(Dataset rows about figures)

(begin)

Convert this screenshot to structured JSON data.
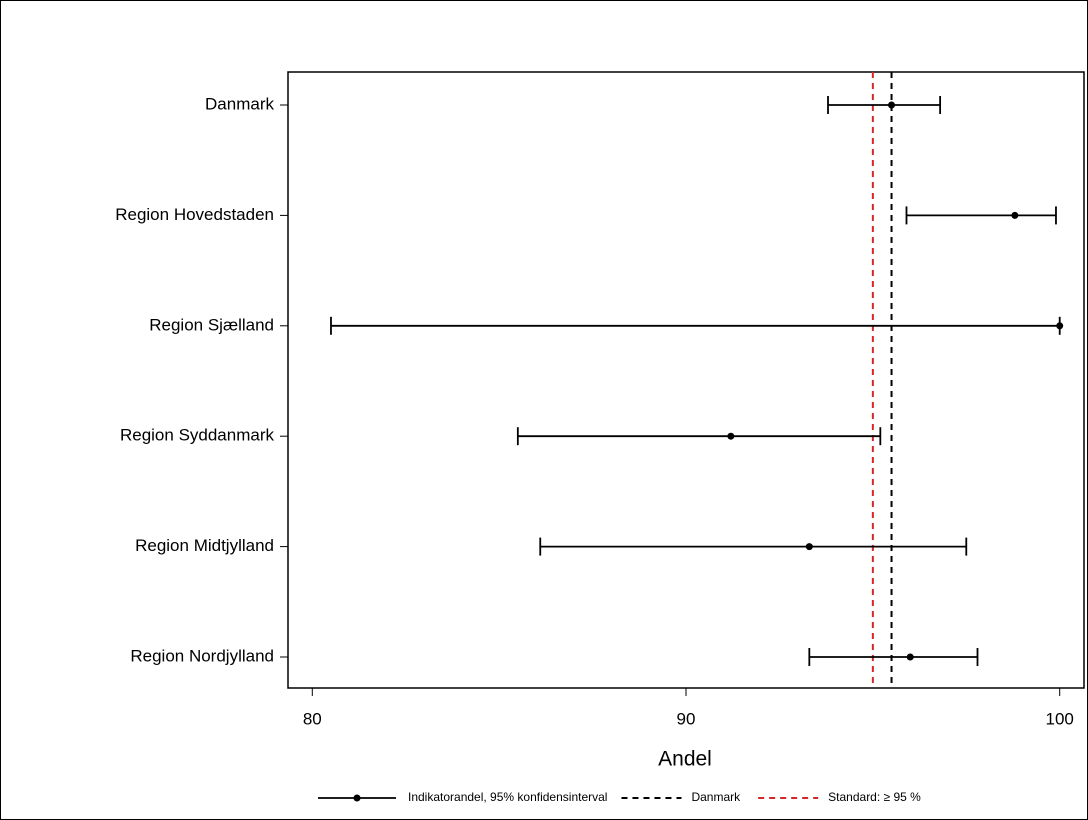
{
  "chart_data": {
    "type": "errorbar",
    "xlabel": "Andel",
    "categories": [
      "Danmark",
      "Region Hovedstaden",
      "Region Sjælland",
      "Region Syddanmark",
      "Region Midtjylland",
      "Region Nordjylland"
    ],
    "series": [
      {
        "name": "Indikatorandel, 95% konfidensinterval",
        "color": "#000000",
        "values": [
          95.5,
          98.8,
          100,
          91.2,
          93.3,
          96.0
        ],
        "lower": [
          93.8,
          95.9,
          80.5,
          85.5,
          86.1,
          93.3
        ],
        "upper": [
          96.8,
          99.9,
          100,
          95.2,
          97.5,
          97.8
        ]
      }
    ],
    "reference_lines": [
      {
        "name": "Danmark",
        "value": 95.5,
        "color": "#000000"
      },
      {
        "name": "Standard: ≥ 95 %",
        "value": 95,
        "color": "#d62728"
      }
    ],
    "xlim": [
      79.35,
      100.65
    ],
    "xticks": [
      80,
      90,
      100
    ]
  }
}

(end)
(begin)

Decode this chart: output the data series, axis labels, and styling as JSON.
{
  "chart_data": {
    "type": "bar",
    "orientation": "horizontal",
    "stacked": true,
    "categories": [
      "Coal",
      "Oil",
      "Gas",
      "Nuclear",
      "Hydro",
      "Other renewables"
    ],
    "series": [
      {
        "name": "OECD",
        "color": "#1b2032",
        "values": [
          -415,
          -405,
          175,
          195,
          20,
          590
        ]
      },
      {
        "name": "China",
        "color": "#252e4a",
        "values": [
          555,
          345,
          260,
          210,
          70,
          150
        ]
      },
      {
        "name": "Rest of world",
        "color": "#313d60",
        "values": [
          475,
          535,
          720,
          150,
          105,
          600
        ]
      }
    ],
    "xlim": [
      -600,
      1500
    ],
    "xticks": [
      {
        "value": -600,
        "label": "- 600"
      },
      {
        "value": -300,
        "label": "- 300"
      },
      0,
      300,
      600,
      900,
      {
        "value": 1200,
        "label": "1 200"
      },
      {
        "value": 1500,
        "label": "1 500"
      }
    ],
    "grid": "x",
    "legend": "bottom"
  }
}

(end)
(begin)

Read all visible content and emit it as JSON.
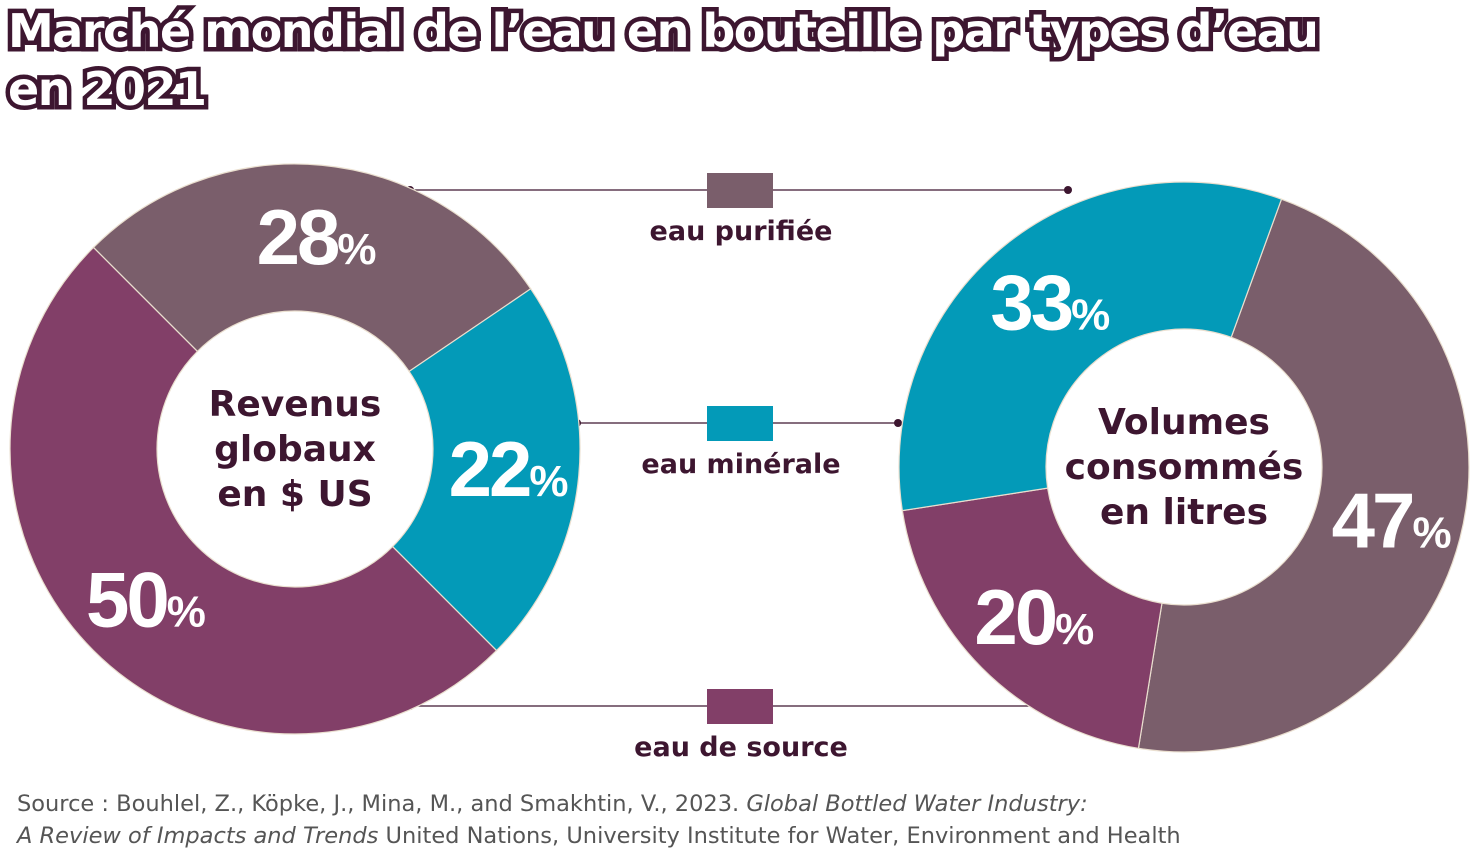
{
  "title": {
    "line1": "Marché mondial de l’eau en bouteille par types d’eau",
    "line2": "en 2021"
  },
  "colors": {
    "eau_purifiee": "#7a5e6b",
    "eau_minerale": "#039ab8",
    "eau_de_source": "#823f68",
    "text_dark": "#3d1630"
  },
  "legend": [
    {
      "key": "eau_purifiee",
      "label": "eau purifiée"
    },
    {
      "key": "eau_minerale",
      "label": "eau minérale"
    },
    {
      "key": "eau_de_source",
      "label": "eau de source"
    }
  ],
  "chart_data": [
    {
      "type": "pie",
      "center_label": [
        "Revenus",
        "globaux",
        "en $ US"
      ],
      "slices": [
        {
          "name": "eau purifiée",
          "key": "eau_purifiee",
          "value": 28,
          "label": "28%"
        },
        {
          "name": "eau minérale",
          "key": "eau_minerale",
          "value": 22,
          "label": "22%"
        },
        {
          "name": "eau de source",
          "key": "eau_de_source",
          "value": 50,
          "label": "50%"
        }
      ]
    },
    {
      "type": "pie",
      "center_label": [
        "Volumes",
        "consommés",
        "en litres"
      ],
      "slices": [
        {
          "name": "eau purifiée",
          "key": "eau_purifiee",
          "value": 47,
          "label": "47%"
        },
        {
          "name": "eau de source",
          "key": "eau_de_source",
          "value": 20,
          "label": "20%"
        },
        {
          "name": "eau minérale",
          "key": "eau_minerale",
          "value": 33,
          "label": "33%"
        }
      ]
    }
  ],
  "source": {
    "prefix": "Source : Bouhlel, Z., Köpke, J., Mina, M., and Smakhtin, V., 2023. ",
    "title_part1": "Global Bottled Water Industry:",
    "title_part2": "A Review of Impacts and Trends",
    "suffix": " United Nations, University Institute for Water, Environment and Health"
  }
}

(end)

→ PROMPT:
Find the word "Region" and list each line it appears in.

→ TASK RESULT:
      "Region Hovedstaden",
      "Region Sjælland",
      "Region Syddanmark",
      "Region Midtjylland",
      "Region Nordjylland"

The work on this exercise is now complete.